- TO DO:
Copy the comment thread on gendered wording from "Thanks for the" up to and including "ago) (1 children)", substituting "symbol" for "character".

- SUPPLIED TEXT:
**********

Non-gendered wording isn't exclusive to English, it's mostly other European languages that stick to doing that.

There are some languages that don't even have different words for "he" and "she".

Edit: made the wording less asshole-y

[–] [email protected] 21 points 2 weeks ago (1 children)

Non-gendered wording isn't exclusive to English. Asia exists.

I wasn't trying to imply otherwise.

Thanks for the insight!

[–] [email protected] 3 points 2 weeks ago (1 children)

Chinese is even cooler in that they don't need different, often irregular versions of the same word for tense and plural either.

[–] [email protected] 3 points 2 weeks ago (1 children)

Hell yes

Just use one character and there you have your plural

[–] [email protected] 3 points 2 weeks ago* (last edited 2 weeks ago) (1 children)

They lose out in that any time you refer to something that can be counted, you have an irregular counting word before it. Each word doesn't get its own counting word though, and there's a generic, ge you can always use if you have the vocabulary of a 3 year old, so it's not that bad, but it's still completely unnecessary memorization.

[–] [email protected] 2 points 1 week ago

Here I agree, it's an unnecessary pain, and the counting words are often super counter-intuitive

[–] [email protected] 4 points 2 weeks ago

Non-gendered wording isn't exclusive to English. Asia exists.

I mean to be fair those languages have other ways of determining which word does what other than sentence order and vibes if my knowledge of basic Chinese is correct.

**********

- RAW RECORDS:
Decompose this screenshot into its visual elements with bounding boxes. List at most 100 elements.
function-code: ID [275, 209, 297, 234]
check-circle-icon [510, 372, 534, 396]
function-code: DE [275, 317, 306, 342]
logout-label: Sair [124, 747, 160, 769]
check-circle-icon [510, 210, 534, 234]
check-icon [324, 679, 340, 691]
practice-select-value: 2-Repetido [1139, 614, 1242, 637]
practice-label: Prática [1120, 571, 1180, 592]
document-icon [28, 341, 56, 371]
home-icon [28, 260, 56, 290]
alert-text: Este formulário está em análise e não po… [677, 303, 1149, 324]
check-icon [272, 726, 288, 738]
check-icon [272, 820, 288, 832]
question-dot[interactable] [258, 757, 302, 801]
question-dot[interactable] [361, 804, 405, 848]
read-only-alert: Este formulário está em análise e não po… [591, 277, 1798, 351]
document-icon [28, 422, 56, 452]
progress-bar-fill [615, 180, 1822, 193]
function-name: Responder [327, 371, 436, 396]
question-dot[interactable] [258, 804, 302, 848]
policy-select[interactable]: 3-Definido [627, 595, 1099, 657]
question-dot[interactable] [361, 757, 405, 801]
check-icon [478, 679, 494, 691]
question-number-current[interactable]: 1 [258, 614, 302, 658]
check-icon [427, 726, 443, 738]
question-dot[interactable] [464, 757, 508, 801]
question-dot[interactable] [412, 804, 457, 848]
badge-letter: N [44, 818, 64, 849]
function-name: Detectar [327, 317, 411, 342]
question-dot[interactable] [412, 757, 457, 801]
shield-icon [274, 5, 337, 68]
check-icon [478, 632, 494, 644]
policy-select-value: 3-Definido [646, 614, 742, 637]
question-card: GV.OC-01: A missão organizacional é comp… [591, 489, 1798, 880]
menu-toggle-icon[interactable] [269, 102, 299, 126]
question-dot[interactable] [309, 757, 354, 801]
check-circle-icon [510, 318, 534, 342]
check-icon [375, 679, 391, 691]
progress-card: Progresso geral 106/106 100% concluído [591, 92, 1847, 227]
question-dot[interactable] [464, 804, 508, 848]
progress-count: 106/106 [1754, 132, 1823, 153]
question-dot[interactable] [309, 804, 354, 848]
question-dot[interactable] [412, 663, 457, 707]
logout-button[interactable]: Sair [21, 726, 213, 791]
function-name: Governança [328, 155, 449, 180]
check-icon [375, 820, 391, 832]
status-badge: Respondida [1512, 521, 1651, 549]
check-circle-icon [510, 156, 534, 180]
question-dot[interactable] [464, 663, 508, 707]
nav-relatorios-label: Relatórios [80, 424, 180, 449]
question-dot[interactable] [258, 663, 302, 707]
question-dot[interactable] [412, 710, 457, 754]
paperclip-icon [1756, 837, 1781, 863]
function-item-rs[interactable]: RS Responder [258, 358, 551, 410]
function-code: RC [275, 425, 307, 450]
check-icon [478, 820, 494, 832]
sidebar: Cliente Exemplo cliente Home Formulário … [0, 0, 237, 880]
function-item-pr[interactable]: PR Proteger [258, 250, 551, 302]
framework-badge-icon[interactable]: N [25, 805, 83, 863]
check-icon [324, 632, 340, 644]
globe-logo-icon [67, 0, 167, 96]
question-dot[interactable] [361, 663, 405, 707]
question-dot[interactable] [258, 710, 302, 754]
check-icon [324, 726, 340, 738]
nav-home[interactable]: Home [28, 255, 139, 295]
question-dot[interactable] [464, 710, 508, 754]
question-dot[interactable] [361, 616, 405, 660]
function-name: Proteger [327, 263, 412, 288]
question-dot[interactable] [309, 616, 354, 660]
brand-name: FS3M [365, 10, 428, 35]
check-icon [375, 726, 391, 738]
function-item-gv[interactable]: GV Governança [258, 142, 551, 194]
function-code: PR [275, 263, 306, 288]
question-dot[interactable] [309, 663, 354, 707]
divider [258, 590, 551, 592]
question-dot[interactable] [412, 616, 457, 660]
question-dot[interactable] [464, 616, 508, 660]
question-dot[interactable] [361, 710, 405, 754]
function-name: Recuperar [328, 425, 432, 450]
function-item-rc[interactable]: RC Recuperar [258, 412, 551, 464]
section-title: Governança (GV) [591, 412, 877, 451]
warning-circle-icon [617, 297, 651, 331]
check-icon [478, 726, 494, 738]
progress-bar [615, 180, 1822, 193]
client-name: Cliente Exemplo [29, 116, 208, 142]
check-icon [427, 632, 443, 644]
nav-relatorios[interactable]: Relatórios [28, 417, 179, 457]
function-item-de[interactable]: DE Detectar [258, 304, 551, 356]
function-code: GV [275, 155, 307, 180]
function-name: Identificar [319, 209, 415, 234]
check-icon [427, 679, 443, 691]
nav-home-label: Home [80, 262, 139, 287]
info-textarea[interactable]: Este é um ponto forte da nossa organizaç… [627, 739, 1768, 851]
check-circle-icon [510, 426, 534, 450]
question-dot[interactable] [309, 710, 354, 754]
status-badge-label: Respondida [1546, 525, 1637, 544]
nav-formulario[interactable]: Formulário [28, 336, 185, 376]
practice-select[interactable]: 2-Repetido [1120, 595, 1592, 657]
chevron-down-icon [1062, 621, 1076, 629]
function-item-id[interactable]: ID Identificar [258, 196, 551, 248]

**********

- RESULT OF THIS TASK:
Thanks for the insight!

[–] [email protected] 3 points 2 weeks ago (1 children)

Chinese is even cooler in that they don't need different, often irregular versions of the same word for tense and plural either.

[–] [email protected] 3 points 2 weeks ago (1 children)

Hell yes

Just use one symbol and there you have your plural

[–] [email protected] 3 points 2 weeks ago* (last edited 2 weeks ago) (1 children)